▶ WHAT IS ASKED: Extract the lines that carry the string "قرية" from the listing.

□ □ □ □

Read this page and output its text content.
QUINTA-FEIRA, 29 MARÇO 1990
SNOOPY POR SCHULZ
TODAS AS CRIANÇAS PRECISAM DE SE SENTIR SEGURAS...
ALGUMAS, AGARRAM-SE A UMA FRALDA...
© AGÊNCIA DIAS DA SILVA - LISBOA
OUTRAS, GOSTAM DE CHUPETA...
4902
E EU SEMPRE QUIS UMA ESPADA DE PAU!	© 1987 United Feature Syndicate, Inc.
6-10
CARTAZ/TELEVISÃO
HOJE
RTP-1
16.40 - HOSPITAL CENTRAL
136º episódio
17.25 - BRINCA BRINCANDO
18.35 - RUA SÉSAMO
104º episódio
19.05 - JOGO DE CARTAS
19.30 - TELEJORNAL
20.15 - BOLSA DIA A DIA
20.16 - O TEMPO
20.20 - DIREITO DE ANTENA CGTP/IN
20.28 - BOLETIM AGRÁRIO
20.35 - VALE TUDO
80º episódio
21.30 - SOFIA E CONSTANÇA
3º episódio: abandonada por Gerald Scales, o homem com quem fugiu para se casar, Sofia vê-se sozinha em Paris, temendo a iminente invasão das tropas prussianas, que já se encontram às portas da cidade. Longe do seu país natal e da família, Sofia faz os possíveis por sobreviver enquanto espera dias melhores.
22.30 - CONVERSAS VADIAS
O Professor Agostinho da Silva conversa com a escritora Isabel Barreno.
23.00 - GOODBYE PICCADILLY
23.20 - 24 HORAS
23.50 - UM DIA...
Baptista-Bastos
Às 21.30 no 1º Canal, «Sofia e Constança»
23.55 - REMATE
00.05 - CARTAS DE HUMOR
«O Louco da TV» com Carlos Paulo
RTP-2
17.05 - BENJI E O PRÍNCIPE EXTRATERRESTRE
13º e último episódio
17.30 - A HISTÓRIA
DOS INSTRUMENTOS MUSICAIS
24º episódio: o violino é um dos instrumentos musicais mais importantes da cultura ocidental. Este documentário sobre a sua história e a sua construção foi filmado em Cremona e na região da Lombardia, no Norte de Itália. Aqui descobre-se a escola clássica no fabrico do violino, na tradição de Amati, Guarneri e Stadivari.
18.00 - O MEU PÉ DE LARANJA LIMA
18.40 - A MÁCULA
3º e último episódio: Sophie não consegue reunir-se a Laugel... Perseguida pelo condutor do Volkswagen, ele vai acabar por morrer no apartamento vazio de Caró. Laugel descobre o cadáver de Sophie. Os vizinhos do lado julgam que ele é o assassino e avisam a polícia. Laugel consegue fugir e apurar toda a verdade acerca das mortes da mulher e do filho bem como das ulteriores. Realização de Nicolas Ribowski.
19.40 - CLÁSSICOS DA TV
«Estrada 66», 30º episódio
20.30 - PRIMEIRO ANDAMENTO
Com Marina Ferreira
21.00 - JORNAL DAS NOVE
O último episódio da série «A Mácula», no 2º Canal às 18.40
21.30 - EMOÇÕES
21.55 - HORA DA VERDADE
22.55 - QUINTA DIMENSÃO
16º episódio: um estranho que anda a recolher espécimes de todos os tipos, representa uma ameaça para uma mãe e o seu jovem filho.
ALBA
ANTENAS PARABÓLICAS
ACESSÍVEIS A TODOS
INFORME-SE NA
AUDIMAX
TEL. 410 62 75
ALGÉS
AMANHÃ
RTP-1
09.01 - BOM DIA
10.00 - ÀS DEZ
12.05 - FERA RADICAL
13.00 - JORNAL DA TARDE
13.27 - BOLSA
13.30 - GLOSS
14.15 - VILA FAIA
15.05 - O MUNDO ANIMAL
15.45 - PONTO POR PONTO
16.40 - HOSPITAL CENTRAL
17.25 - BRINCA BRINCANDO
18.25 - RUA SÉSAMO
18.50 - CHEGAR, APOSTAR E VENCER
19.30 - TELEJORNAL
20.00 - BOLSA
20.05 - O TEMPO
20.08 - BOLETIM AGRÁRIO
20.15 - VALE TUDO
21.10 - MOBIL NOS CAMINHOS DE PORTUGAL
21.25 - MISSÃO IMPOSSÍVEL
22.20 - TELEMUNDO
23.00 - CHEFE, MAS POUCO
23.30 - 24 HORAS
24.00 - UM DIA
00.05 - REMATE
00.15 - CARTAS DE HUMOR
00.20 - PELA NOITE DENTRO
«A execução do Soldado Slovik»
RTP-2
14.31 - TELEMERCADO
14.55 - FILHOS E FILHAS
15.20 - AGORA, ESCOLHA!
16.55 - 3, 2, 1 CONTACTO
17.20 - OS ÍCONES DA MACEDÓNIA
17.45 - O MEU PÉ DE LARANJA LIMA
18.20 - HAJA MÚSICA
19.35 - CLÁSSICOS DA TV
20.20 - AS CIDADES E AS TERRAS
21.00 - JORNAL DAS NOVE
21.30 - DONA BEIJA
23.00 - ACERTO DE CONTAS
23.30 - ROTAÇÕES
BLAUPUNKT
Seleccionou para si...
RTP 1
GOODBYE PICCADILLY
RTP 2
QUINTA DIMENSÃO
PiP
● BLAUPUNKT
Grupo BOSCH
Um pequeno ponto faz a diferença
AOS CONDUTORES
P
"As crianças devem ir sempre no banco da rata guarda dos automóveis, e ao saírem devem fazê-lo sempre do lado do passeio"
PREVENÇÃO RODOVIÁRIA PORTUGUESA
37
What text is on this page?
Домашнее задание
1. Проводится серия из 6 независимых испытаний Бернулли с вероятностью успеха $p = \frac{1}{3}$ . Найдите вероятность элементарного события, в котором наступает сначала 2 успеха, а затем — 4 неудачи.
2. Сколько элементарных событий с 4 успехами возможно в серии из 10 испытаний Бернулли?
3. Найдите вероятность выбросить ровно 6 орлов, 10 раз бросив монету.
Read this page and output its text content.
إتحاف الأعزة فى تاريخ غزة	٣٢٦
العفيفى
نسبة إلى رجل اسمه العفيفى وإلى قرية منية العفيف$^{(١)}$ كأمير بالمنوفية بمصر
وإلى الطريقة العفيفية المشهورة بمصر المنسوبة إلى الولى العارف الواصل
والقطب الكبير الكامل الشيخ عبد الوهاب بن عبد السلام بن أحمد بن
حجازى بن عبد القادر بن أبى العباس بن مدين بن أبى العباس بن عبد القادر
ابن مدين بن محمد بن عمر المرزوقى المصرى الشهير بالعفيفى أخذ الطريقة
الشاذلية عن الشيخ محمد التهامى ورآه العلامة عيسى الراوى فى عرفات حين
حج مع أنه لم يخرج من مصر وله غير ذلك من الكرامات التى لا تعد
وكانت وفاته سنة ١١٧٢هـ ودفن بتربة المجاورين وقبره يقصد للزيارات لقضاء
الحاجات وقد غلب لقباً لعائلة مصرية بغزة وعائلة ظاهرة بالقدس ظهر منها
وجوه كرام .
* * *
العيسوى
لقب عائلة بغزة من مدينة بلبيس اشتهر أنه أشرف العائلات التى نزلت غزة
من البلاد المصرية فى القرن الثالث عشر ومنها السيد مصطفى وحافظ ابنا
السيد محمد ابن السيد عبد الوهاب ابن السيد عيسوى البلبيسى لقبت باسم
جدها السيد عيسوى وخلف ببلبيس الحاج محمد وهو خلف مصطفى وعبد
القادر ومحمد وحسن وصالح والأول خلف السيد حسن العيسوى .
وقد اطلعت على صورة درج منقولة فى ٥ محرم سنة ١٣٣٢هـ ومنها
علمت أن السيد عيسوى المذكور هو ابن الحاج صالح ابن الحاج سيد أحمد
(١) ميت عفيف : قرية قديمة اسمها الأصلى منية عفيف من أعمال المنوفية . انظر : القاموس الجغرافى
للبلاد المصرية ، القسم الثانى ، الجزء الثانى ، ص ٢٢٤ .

□ □ □ □

▶ CORRECT RESULT:
نسبة إلى رجل اسمه العفيفى وإلى قرية منية العفيف$^{(١)}$ كأمير بالمنوفية بمصر
(١) ميت عفيف : قرية قديمة اسمها الأصلى منية عفيف من أعمال المنوفية . انظر : القاموس الجغرافى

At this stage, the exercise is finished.